▸ **Stated exercise**: Among the records below, find each line that includes the string "utama" and copy it.

Items from a data source
** START **
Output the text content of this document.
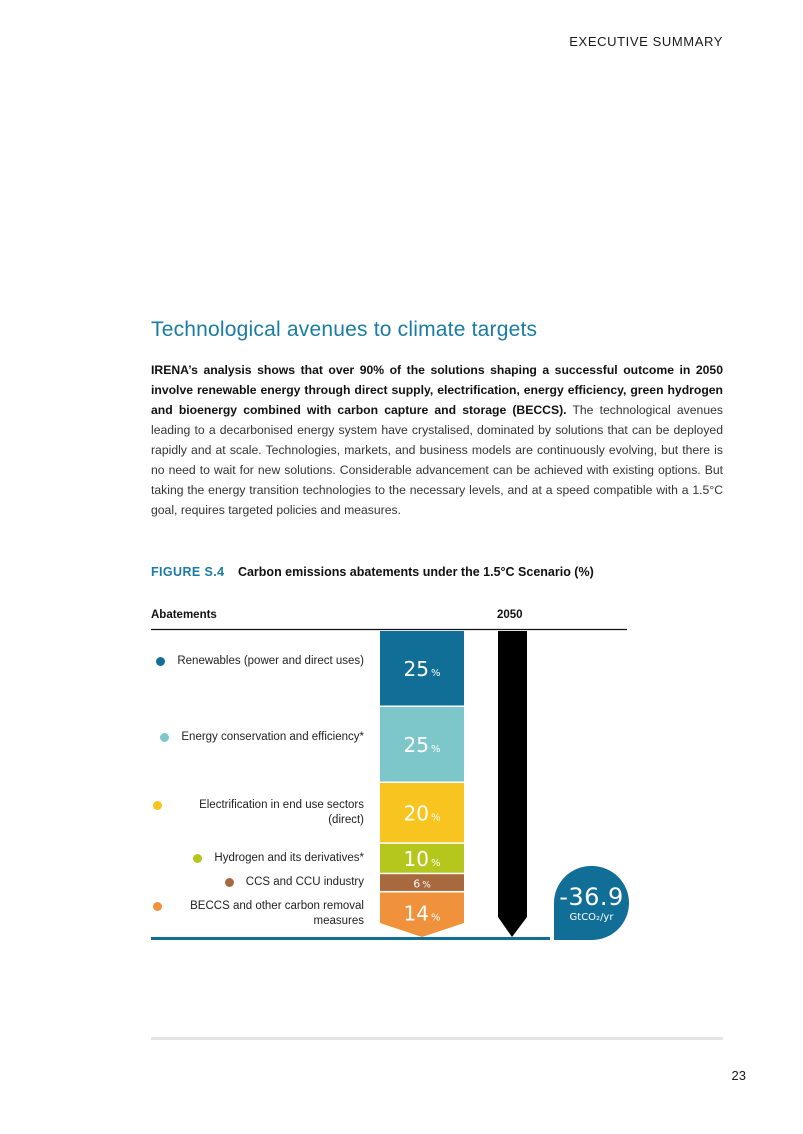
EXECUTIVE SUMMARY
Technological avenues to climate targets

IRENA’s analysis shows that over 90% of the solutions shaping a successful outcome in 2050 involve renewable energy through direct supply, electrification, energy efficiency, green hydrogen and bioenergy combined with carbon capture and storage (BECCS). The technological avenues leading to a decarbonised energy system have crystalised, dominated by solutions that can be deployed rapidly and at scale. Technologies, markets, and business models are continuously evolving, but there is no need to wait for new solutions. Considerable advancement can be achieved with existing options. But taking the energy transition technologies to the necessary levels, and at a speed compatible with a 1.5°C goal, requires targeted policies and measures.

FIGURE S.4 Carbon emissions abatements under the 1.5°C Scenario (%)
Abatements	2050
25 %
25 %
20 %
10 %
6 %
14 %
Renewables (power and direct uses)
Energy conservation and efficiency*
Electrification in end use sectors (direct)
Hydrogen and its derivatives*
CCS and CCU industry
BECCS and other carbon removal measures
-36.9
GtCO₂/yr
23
** END **
** START **
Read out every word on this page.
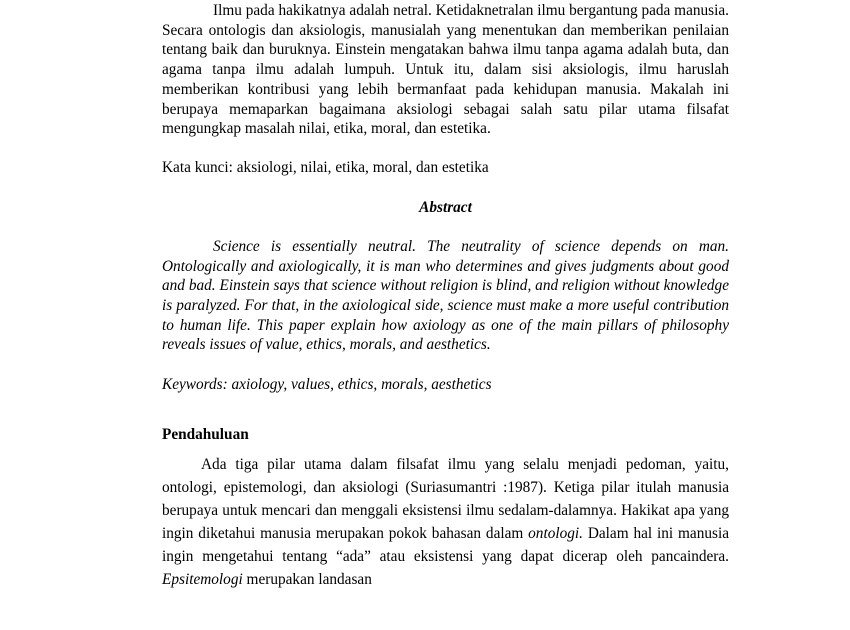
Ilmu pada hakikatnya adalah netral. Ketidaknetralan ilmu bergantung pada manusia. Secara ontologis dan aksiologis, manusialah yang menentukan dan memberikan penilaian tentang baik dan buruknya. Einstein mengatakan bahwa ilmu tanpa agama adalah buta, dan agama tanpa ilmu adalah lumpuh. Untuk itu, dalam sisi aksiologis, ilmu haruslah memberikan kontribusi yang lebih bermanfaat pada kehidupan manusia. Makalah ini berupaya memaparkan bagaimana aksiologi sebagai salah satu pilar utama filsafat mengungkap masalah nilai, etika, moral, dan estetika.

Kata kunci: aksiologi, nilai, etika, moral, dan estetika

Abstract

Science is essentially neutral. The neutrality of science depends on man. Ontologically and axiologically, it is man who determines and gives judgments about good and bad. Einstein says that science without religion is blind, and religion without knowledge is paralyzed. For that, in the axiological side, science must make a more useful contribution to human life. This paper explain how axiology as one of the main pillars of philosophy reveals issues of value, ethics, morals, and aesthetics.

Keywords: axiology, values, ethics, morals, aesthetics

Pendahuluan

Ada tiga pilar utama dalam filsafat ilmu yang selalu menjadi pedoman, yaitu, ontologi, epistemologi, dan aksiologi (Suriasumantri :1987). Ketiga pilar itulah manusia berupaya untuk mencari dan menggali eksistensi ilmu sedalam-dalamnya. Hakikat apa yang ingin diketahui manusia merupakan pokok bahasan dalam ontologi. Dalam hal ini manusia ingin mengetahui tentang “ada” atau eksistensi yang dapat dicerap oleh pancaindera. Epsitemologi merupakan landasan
** END **
▸ **Correct output**:
Ilmu pada hakikatnya adalah netral. Ketidaknetralan ilmu bergantung pada manusia. Secara ontologis dan aksiologis, manusialah yang menentukan dan memberikan penilaian tentang baik dan buruknya. Einstein mengatakan bahwa ilmu tanpa agama adalah buta, dan agama tanpa ilmu adalah lumpuh. Untuk itu, dalam sisi aksiologis, ilmu haruslah memberikan kontribusi yang lebih bermanfaat pada kehidupan manusia. Makalah ini berupaya memaparkan bagaimana aksiologi sebagai salah satu pilar utama filsafat mengungkap masalah nilai, etika, moral, dan estetika.
Ada tiga pilar utama dalam filsafat ilmu yang selalu menjadi pedoman, yaitu, ontologi, epistemologi, dan aksiologi (Suriasumantri :1987). Ketiga pilar itulah manusia berupaya untuk mencari dan menggali eksistensi ilmu sedalam-dalamnya. Hakikat apa yang ingin diketahui manusia merupakan pokok bahasan dalam ontologi. Dalam hal ini manusia ingin mengetahui tentang “ada” atau eksistensi yang dapat dicerap oleh pancaindera. Epsitemologi merupakan landasan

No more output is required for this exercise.